---------- Extracted information ----------

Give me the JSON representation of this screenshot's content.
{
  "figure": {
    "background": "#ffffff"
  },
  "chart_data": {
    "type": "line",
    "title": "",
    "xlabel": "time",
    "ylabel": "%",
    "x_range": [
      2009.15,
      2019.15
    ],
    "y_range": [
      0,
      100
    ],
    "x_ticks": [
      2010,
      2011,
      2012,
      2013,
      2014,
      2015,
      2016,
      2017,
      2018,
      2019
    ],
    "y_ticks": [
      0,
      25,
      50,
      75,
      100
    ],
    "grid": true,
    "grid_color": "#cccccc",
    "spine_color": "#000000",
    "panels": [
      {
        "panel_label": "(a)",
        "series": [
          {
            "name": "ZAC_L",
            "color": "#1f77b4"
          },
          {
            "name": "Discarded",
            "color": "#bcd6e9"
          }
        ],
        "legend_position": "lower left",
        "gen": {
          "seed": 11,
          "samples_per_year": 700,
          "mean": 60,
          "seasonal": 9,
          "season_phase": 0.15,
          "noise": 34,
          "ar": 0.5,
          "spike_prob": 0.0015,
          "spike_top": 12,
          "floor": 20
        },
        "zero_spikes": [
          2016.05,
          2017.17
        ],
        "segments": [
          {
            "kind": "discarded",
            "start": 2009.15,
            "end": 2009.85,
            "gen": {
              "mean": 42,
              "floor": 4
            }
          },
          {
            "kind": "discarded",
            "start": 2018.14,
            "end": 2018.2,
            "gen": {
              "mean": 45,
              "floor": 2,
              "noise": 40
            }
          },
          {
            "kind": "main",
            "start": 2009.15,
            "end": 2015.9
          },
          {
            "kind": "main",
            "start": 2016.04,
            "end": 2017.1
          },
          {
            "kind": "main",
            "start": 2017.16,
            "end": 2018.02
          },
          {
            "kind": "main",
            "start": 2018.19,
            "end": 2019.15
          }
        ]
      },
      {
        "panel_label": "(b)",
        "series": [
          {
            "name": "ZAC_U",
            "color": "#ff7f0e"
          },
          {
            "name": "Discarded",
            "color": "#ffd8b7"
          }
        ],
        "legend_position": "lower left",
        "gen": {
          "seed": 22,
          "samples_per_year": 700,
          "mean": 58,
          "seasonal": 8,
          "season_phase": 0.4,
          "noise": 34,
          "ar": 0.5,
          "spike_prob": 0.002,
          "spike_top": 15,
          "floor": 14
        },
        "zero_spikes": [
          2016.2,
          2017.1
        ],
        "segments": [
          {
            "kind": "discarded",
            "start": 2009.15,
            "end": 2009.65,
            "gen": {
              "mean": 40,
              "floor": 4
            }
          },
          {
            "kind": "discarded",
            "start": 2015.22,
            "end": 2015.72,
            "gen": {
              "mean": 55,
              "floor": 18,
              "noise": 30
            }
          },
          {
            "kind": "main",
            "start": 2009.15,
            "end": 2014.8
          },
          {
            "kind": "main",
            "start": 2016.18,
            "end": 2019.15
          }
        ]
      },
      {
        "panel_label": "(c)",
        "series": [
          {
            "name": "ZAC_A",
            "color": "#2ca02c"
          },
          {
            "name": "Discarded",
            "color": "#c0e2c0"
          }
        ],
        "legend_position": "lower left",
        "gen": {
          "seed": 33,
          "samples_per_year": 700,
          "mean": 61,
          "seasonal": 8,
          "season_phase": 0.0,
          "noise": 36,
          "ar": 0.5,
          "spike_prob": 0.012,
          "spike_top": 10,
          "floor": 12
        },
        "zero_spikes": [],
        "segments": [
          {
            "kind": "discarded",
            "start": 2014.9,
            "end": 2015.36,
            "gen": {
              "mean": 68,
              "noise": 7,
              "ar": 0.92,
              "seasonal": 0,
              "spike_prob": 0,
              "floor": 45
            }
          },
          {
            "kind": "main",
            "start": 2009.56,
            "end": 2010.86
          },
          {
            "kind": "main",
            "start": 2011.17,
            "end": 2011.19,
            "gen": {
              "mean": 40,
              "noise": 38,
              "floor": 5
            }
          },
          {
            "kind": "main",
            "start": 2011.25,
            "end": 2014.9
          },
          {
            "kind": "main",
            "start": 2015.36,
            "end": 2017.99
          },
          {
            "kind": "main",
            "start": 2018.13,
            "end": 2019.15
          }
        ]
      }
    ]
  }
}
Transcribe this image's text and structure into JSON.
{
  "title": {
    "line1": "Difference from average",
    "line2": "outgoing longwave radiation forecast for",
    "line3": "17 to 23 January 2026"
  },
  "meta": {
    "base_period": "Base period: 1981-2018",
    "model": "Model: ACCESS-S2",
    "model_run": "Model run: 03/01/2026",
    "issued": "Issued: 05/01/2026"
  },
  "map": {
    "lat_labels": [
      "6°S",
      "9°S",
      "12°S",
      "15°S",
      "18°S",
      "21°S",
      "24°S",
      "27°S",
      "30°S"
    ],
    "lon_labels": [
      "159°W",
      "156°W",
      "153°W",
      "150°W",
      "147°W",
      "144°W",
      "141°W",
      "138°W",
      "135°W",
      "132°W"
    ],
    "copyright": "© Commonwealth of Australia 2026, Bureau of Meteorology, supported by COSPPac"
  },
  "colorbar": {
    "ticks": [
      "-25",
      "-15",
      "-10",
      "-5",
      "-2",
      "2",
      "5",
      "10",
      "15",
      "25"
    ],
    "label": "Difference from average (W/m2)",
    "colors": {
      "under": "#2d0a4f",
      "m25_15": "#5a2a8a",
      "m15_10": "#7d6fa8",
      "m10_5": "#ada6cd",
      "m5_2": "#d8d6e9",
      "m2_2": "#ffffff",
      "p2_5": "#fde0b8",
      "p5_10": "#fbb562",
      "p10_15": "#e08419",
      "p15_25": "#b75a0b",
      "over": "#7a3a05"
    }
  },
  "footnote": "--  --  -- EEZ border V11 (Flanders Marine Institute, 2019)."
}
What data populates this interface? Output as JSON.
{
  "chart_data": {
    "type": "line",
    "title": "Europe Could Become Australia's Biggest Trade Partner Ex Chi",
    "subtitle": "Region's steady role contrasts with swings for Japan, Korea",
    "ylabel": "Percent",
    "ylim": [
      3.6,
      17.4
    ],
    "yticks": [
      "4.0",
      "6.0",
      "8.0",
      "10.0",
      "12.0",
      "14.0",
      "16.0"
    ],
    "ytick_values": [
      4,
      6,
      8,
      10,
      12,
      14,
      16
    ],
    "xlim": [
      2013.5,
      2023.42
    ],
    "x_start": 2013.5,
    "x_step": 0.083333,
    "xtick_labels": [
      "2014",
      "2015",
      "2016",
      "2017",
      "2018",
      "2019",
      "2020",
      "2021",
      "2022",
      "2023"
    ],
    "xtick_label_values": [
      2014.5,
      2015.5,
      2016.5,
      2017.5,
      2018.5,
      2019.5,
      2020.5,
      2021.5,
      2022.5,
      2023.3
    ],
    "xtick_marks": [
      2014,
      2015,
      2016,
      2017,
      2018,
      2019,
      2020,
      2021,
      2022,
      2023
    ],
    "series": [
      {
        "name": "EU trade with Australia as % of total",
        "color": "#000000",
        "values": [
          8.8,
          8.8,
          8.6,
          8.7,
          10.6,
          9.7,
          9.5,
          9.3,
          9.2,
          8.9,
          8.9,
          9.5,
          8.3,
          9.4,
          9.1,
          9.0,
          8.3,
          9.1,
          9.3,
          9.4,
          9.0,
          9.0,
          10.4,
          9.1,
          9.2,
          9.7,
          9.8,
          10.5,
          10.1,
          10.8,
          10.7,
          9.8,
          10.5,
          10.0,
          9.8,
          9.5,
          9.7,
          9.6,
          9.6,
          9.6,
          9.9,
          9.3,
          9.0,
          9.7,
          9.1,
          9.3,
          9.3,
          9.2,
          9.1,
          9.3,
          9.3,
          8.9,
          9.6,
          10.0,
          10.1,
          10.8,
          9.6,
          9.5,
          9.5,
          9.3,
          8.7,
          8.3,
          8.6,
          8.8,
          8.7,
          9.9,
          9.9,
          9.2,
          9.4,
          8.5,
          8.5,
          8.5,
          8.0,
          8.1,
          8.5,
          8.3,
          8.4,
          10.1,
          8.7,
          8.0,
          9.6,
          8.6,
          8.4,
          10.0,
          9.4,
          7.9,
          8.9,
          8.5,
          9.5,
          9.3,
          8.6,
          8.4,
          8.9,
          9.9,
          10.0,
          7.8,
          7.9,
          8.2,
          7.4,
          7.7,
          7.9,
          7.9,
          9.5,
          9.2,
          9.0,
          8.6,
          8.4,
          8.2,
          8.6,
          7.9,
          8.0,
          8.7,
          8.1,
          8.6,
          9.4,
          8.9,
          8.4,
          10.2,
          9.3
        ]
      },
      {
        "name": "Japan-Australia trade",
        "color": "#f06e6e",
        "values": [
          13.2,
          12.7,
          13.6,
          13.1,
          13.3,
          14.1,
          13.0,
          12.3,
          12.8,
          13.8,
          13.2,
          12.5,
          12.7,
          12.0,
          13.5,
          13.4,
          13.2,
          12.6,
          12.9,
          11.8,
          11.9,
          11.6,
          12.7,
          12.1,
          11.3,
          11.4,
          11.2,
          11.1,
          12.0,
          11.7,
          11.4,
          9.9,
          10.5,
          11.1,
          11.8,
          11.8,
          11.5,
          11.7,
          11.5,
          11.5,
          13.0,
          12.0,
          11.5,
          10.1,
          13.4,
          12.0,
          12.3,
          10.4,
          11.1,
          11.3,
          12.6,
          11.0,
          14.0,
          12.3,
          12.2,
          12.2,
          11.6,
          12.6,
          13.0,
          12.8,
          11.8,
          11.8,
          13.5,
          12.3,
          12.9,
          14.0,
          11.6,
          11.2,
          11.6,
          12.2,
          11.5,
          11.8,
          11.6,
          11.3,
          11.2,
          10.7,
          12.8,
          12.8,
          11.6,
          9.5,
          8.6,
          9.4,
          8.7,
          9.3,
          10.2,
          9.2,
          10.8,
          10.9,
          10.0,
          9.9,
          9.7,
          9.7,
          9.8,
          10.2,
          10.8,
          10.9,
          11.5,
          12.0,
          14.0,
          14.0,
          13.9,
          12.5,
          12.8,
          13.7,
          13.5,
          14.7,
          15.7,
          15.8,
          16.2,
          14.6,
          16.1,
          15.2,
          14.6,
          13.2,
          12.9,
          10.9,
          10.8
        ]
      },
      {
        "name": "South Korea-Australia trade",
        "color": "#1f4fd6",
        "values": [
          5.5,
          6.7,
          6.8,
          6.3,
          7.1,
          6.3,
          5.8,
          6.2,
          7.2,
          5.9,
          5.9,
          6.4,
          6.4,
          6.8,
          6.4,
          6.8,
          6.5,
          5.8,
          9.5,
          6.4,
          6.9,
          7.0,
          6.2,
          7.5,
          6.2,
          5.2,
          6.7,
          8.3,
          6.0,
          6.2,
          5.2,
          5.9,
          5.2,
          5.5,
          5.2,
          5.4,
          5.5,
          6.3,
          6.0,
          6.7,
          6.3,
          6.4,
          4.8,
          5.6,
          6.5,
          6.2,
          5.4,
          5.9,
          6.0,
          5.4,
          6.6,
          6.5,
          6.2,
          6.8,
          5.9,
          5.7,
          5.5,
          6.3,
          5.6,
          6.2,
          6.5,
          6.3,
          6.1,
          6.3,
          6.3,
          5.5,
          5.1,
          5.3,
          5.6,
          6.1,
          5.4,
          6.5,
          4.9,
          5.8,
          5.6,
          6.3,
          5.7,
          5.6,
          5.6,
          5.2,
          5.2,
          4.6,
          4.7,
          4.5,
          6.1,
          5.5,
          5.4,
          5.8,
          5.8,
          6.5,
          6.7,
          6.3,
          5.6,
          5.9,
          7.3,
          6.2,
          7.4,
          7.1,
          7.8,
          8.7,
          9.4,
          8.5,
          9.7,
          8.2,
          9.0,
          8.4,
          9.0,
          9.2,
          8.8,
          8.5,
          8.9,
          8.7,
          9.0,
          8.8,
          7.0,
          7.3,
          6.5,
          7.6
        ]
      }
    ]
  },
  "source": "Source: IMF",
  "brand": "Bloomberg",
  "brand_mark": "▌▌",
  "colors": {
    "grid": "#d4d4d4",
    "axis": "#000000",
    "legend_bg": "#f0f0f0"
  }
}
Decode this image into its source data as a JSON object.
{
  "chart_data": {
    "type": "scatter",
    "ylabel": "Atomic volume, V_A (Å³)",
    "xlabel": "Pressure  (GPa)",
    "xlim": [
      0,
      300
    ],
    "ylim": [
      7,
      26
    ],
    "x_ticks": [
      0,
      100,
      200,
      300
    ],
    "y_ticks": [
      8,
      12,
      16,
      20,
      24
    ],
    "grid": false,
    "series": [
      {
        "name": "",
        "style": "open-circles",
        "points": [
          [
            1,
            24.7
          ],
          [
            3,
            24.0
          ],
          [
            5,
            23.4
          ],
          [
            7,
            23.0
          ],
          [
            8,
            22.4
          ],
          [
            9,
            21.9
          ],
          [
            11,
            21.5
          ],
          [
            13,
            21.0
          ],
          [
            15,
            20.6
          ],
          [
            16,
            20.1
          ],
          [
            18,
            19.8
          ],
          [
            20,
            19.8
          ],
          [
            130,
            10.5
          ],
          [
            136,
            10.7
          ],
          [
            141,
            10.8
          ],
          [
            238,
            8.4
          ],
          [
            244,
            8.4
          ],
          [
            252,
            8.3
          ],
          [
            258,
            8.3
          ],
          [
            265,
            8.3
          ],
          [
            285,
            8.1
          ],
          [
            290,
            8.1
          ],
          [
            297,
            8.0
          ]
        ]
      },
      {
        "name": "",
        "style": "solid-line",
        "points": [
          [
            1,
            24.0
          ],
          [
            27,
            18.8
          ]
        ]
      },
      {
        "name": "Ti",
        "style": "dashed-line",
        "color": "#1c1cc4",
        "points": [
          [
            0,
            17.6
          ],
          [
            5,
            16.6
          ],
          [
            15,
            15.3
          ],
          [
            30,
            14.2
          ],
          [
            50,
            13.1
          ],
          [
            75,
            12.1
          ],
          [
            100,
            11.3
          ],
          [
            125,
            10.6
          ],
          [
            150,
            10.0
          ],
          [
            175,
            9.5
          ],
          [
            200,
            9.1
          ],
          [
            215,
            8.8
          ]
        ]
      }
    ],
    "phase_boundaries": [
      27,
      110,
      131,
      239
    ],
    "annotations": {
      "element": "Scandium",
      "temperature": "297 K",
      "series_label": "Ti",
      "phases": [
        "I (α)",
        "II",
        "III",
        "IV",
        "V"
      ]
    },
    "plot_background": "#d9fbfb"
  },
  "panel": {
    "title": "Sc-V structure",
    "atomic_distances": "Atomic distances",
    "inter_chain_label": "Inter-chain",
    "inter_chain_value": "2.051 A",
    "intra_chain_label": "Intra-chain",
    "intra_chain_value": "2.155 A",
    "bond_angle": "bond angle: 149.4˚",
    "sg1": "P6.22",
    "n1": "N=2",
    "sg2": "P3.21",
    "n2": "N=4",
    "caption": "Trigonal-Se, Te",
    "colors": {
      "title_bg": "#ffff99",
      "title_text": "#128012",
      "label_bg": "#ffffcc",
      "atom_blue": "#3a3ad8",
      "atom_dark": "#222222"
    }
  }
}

----------

Written task: Only lines with the word "average" are wanted, so copy each one from the records.

Exercise result:
    "line1": "Difference from average",
    "label": "Difference from average (W/m2)",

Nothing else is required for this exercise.